--- PROBLEM STATEMENT ---
Extract every line where the string "szabadságot" appears.

--- DATA LISTING ---
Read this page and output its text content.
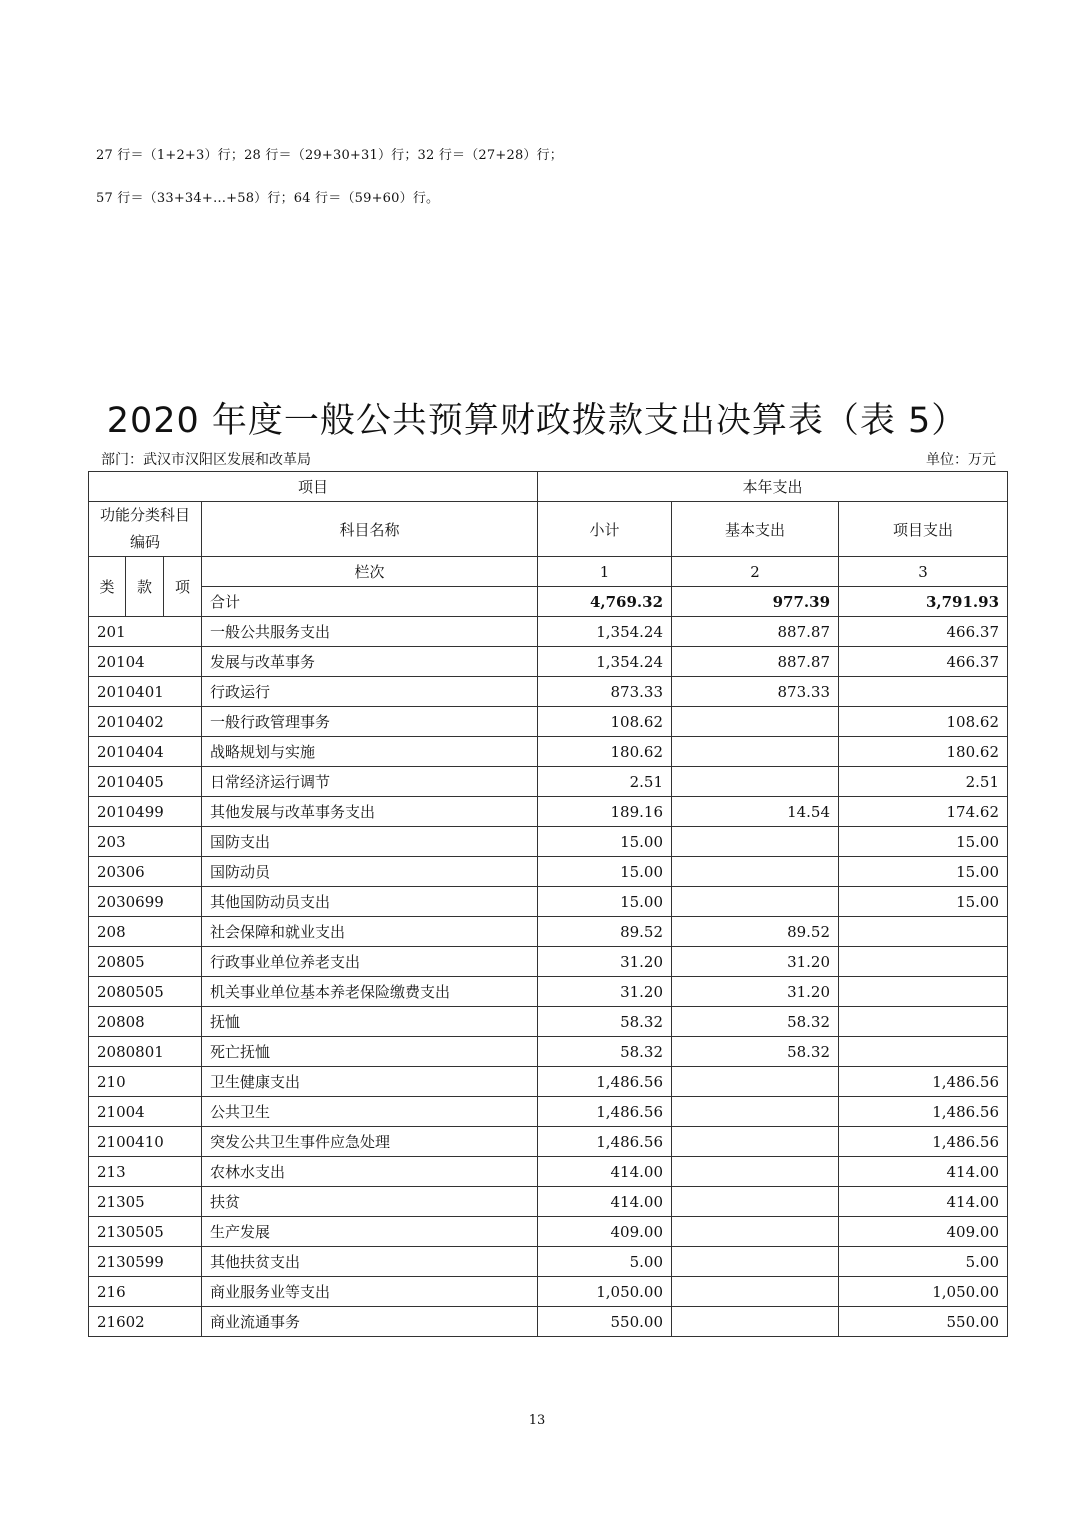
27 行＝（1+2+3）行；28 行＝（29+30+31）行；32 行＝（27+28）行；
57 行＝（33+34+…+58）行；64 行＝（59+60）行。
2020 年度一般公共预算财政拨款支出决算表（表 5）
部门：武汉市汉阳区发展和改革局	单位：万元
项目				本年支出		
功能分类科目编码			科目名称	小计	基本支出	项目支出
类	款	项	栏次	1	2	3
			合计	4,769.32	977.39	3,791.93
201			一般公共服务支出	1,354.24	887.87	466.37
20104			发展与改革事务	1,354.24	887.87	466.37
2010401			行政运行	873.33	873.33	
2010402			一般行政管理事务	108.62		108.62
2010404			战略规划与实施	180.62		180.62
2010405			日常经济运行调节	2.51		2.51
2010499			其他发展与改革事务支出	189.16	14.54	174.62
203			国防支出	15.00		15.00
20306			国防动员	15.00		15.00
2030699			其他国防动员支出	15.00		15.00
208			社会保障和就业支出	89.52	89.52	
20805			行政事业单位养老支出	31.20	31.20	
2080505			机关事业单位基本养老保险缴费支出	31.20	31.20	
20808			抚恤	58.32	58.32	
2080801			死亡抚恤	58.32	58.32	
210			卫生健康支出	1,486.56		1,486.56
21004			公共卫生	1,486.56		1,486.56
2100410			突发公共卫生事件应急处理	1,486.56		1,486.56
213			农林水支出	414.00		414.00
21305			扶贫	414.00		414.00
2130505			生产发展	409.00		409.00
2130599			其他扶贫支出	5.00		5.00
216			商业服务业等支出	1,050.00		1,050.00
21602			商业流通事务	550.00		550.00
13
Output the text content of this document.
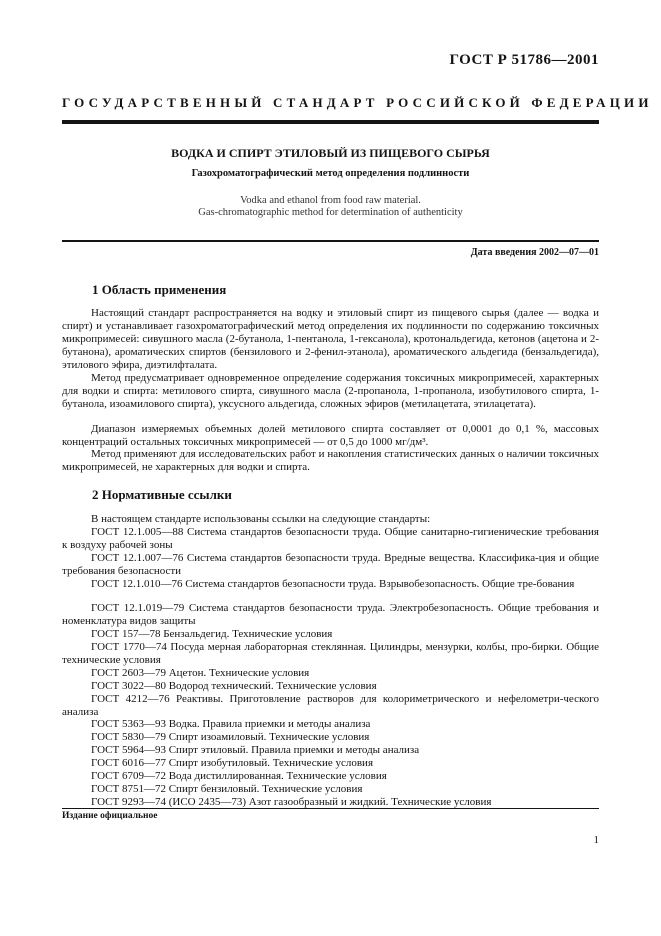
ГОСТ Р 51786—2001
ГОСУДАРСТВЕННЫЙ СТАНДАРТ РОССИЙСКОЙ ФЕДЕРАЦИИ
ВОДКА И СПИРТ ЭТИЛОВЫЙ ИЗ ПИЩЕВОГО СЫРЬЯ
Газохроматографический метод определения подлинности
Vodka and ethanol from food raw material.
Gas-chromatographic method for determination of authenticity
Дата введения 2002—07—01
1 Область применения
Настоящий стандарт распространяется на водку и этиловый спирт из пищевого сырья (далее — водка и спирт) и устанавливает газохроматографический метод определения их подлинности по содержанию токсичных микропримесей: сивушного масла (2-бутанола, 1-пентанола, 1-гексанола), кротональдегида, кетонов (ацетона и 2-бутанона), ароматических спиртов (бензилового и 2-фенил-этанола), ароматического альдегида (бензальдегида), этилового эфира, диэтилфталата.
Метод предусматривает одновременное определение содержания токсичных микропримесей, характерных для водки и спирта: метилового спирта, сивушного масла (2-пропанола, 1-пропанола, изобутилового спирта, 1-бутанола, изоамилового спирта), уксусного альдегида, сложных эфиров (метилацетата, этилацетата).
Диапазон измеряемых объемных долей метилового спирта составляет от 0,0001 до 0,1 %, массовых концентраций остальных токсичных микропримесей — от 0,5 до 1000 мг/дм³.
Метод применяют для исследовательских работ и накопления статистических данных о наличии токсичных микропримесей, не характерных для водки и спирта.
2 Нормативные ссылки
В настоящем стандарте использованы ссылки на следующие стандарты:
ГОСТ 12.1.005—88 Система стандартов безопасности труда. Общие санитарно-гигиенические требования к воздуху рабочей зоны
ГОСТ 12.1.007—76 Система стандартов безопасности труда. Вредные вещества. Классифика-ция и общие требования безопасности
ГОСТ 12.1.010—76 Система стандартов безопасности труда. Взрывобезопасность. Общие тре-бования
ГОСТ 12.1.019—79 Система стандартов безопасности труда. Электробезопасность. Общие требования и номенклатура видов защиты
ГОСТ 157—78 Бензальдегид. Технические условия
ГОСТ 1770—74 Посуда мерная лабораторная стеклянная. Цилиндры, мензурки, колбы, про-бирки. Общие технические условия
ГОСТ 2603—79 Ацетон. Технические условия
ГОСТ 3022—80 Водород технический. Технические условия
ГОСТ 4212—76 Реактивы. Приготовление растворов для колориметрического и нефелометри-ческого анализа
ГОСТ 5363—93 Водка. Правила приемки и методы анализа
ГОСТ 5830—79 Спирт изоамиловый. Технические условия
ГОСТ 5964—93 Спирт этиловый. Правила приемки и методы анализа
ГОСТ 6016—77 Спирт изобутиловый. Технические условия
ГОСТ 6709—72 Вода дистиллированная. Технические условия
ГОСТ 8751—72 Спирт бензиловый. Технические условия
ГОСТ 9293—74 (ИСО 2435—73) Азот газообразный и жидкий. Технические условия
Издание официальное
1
* * *
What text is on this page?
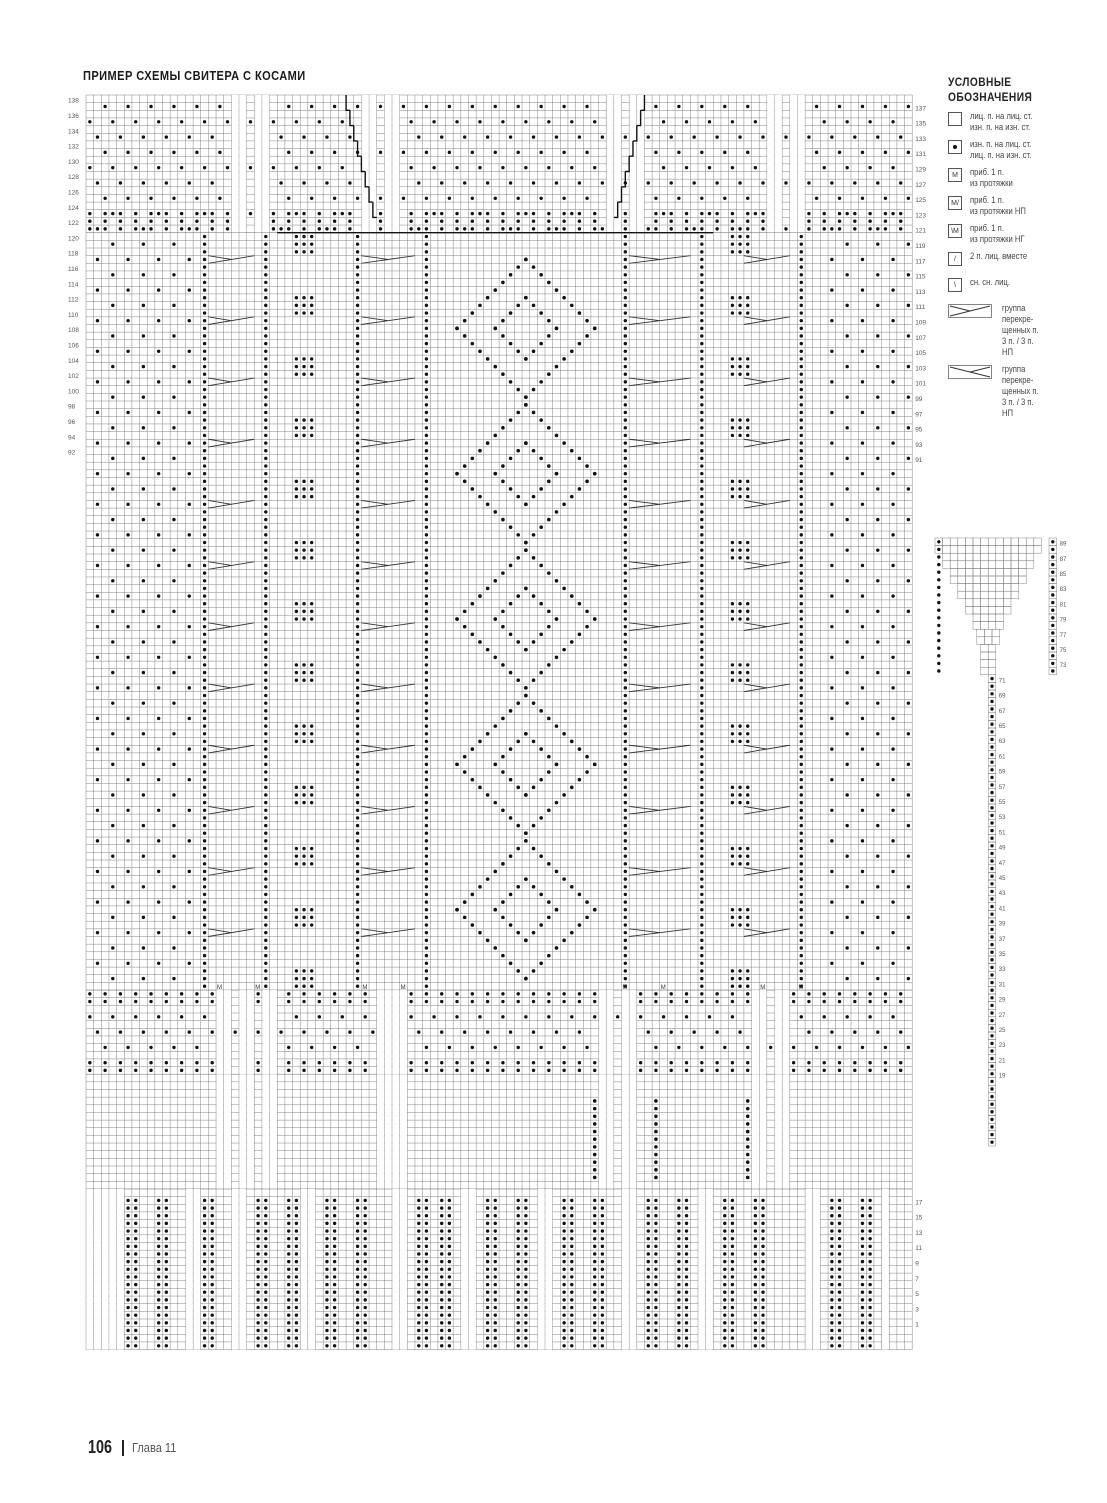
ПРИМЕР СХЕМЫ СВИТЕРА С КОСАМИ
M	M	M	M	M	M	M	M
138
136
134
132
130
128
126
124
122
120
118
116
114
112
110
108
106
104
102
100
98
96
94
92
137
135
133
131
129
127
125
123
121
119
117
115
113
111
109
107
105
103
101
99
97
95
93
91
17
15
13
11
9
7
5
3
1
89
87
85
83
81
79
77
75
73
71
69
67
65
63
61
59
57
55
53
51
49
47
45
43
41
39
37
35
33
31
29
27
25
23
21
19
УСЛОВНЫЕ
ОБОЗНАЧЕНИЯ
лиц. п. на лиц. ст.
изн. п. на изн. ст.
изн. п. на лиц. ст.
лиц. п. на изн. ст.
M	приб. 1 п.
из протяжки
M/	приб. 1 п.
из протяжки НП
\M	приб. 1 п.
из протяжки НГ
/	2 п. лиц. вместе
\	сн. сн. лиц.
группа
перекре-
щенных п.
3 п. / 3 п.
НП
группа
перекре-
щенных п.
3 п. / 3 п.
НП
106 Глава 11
--
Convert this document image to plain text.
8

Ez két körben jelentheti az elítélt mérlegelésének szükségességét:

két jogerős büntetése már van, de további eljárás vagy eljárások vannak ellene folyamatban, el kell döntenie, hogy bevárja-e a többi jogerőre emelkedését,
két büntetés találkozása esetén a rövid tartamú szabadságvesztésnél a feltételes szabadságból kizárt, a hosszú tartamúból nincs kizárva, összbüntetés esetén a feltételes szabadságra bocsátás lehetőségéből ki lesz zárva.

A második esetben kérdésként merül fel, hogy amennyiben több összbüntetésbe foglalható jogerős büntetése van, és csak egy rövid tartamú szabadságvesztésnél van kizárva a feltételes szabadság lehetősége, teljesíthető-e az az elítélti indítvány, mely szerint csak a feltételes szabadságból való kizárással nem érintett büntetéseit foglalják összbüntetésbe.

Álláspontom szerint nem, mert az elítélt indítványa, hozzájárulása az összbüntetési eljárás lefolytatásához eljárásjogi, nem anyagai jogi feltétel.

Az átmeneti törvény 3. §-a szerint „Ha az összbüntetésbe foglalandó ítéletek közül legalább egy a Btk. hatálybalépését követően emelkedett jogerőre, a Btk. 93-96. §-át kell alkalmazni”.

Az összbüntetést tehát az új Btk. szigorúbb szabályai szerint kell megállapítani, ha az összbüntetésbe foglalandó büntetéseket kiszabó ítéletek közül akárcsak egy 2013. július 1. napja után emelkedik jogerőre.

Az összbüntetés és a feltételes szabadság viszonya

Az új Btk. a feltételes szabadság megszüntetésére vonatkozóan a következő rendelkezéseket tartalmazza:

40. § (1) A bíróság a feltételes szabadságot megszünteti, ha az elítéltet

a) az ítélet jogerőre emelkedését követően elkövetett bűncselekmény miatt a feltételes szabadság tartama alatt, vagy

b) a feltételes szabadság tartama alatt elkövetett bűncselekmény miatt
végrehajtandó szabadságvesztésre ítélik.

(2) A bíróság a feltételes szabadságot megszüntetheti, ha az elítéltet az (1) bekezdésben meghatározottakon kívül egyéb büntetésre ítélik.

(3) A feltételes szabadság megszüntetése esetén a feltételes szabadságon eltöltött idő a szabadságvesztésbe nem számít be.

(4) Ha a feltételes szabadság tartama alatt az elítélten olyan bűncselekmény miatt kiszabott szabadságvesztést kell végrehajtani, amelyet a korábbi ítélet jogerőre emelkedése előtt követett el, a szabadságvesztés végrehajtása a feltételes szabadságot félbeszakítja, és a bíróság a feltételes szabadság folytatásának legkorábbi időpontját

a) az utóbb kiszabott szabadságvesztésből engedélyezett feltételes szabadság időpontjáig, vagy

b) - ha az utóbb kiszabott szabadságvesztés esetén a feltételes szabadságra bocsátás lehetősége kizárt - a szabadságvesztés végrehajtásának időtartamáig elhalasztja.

--- SOLUTION FOR THIS EXERCISE ---
40. § (1) A bíróság a feltételes szabadságot megszünteti, ha az elítéltet
(2) A bíróság a feltételes szabadságot megszüntetheti, ha az elítéltet az (1) bekezdésben meghatározottakon kívül egyéb büntetésre ítélik.
(4) Ha a feltételes szabadság tartama alatt az elítélten olyan bűncselekmény miatt kiszabott szabadságvesztést kell végrehajtani, amelyet a korábbi ítélet jogerőre emelkedése előtt követett el, a szabadságvesztés végrehajtása a feltételes szabadságot félbeszakítja, és a bíróság a feltételes szabadság folytatásának legkorábbi időpontját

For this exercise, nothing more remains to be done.